- WHAT THE EXERCISE ASKS: Every line in the listing is to be echoed verbatim.

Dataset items
——————————
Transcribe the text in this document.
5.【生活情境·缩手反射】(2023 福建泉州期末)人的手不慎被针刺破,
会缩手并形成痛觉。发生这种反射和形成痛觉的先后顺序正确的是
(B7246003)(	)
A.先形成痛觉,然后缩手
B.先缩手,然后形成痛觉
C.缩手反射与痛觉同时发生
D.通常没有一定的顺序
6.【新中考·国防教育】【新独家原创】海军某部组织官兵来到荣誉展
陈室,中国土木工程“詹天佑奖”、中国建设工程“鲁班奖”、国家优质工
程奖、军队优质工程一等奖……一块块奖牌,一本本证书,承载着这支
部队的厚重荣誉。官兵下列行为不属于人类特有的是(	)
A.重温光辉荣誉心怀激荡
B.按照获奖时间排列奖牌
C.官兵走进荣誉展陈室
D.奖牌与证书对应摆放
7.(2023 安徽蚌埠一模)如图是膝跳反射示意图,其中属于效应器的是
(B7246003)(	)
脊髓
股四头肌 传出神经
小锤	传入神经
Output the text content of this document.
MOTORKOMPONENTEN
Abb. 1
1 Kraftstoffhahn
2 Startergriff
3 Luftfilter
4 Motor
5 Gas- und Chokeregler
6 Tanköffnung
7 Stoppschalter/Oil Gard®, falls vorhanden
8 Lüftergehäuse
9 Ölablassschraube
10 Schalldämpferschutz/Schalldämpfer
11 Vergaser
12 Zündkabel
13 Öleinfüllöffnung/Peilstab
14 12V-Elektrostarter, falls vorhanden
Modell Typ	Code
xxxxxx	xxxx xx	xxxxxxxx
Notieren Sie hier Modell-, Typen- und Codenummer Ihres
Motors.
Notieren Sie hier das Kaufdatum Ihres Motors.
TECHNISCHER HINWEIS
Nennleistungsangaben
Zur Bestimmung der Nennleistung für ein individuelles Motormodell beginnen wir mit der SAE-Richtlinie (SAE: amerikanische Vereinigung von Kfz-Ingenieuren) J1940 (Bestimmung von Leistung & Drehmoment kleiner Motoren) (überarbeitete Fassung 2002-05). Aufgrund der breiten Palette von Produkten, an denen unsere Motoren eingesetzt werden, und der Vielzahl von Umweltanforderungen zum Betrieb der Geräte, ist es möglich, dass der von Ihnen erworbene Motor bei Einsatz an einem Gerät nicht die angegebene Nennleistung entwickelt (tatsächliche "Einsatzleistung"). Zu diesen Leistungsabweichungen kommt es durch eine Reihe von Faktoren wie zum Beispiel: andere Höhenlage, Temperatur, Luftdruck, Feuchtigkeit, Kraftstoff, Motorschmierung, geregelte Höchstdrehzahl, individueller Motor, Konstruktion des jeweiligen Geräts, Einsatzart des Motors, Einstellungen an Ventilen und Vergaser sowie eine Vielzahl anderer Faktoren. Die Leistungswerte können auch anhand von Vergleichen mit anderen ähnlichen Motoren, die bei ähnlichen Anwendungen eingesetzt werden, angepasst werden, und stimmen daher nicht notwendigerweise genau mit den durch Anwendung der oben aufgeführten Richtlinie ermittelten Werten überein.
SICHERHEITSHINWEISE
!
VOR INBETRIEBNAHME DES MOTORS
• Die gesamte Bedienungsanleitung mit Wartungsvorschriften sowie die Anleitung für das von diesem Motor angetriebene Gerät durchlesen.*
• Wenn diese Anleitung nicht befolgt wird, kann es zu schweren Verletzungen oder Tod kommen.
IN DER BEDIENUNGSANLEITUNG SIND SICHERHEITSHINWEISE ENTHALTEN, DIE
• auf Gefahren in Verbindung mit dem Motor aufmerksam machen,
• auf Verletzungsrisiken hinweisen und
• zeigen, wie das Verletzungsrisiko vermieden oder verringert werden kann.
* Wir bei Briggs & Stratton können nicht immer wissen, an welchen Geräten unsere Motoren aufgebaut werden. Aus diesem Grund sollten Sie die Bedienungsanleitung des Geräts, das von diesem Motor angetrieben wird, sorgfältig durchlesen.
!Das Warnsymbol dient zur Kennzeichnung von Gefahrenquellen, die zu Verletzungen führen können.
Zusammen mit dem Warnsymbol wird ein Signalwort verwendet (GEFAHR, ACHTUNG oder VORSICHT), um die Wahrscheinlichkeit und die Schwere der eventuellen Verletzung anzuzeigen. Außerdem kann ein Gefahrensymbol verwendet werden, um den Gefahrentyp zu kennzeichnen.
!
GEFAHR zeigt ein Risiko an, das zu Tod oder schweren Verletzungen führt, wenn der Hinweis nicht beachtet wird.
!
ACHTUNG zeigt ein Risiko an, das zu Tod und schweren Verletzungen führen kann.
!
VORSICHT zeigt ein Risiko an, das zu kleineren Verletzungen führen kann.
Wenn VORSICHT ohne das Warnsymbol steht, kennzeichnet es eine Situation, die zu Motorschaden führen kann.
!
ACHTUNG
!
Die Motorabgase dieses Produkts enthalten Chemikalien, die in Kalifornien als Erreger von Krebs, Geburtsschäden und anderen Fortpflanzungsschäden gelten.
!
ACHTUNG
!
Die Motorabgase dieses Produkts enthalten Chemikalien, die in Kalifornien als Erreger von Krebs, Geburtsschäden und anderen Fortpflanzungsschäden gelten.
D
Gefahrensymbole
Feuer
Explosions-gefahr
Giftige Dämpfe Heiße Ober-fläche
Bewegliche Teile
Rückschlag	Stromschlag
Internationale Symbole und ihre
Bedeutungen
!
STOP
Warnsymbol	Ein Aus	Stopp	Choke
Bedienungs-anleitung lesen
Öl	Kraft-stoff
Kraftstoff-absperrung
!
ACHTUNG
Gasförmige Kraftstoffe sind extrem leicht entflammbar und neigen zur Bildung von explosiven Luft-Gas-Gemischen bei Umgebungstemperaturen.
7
——————————
- THE RESULT:
Transcribe the text in this document.
5.【生活情境·缩手反射】(2023 福建泉州期末)人的手不慎被针刺破,
会缩手并形成痛觉。发生这种反射和形成痛觉的先后顺序正确的是
(B7246003)(	)
A.先形成痛觉,然后缩手
B.先缩手,然后形成痛觉
C.缩手反射与痛觉同时发生
D.通常没有一定的顺序
6.【新中考·国防教育】【新独家原创】海军某部组织官兵来到荣誉展
陈室,中国土木工程“詹天佑奖”、中国建设工程“鲁班奖”、国家优质工
程奖、军队优质工程一等奖……一块块奖牌,一本本证书,承载着这支
部队的厚重荣誉。官兵下列行为不属于人类特有的是(	)
A.重温光辉荣誉心怀激荡
B.按照获奖时间排列奖牌
C.官兵走进荣誉展陈室
D.奖牌与证书对应摆放
7.(2023 安徽蚌埠一模)如图是膝跳反射示意图,其中属于效应器的是
(B7246003)(	)
脊髓
股四头肌 传出神经
小锤	传入神经
Output the text content of this document.
MOTORKOMPONENTEN
Abb. 1
1 Kraftstoffhahn
2 Startergriff
3 Luftfilter
4 Motor
5 Gas- und Chokeregler
6 Tanköffnung
7 Stoppschalter/Oil Gard®, falls vorhanden
8 Lüftergehäuse
9 Ölablassschraube
10 Schalldämpferschutz/Schalldämpfer
11 Vergaser
12 Zündkabel
13 Öleinfüllöffnung/Peilstab
14 12V-Elektrostarter, falls vorhanden
Modell Typ	Code
xxxxxx	xxxx xx	xxxxxxxx
Notieren Sie hier Modell-, Typen- und Codenummer Ihres
Motors.
Notieren Sie hier das Kaufdatum Ihres Motors.
TECHNISCHER HINWEIS
Nennleistungsangaben
Zur Bestimmung der Nennleistung für ein individuelles Motormodell beginnen wir mit der SAE-Richtlinie (SAE: amerikanische Vereinigung von Kfz-Ingenieuren) J1940 (Bestimmung von Leistung & Drehmoment kleiner Motoren) (überarbeitete Fassung 2002-05). Aufgrund der breiten Palette von Produkten, an denen unsere Motoren eingesetzt werden, und der Vielzahl von Umweltanforderungen zum Betrieb der Geräte, ist es möglich, dass der von Ihnen erworbene Motor bei Einsatz an einem Gerät nicht die angegebene Nennleistung entwickelt (tatsächliche "Einsatzleistung"). Zu diesen Leistungsabweichungen kommt es durch eine Reihe von Faktoren wie zum Beispiel: andere Höhenlage, Temperatur, Luftdruck, Feuchtigkeit, Kraftstoff, Motorschmierung, geregelte Höchstdrehzahl, individueller Motor, Konstruktion des jeweiligen Geräts, Einsatzart des Motors, Einstellungen an Ventilen und Vergaser sowie eine Vielzahl anderer Faktoren. Die Leistungswerte können auch anhand von Vergleichen mit anderen ähnlichen Motoren, die bei ähnlichen Anwendungen eingesetzt werden, angepasst werden, und stimmen daher nicht notwendigerweise genau mit den durch Anwendung der oben aufgeführten Richtlinie ermittelten Werten überein.
SICHERHEITSHINWEISE
!
VOR INBETRIEBNAHME DES MOTORS
• Die gesamte Bedienungsanleitung mit Wartungsvorschriften sowie die Anleitung für das von diesem Motor angetriebene Gerät durchlesen.*
• Wenn diese Anleitung nicht befolgt wird, kann es zu schweren Verletzungen oder Tod kommen.
IN DER BEDIENUNGSANLEITUNG SIND SICHERHEITSHINWEISE ENTHALTEN, DIE
• auf Gefahren in Verbindung mit dem Motor aufmerksam machen,
• auf Verletzungsrisiken hinweisen und
• zeigen, wie das Verletzungsrisiko vermieden oder verringert werden kann.
* Wir bei Briggs & Stratton können nicht immer wissen, an welchen Geräten unsere Motoren aufgebaut werden. Aus diesem Grund sollten Sie die Bedienungsanleitung des Geräts, das von diesem Motor angetrieben wird, sorgfältig durchlesen.
!Das Warnsymbol dient zur Kennzeichnung von Gefahrenquellen, die zu Verletzungen führen können.
Zusammen mit dem Warnsymbol wird ein Signalwort verwendet (GEFAHR, ACHTUNG oder VORSICHT), um die Wahrscheinlichkeit und die Schwere der eventuellen Verletzung anzuzeigen. Außerdem kann ein Gefahrensymbol verwendet werden, um den Gefahrentyp zu kennzeichnen.
!
GEFAHR zeigt ein Risiko an, das zu Tod oder schweren Verletzungen führt, wenn der Hinweis nicht beachtet wird.
!
ACHTUNG zeigt ein Risiko an, das zu Tod und schweren Verletzungen führen kann.
!
VORSICHT zeigt ein Risiko an, das zu kleineren Verletzungen führen kann.
Wenn VORSICHT ohne das Warnsymbol steht, kennzeichnet es eine Situation, die zu Motorschaden führen kann.
!
ACHTUNG
!
Die Motorabgase dieses Produkts enthalten Chemikalien, die in Kalifornien als Erreger von Krebs, Geburtsschäden und anderen Fortpflanzungsschäden gelten.
!
ACHTUNG
!
Die Motorabgase dieses Produkts enthalten Chemikalien, die in Kalifornien als Erreger von Krebs, Geburtsschäden und anderen Fortpflanzungsschäden gelten.
D
Gefahrensymbole
Feuer
Explosions-gefahr
Giftige Dämpfe Heiße Ober-fläche
Bewegliche Teile
Rückschlag	Stromschlag
Internationale Symbole und ihre
Bedeutungen
!
STOP
Warnsymbol	Ein Aus	Stopp	Choke
Bedienungs-anleitung lesen
Öl	Kraft-stoff
Kraftstoff-absperrung
!
ACHTUNG
Gasförmige Kraftstoffe sind extrem leicht entflammbar und neigen zur Bildung von explosiven Luft-Gas-Gemischen bei Umgebungstemperaturen.
7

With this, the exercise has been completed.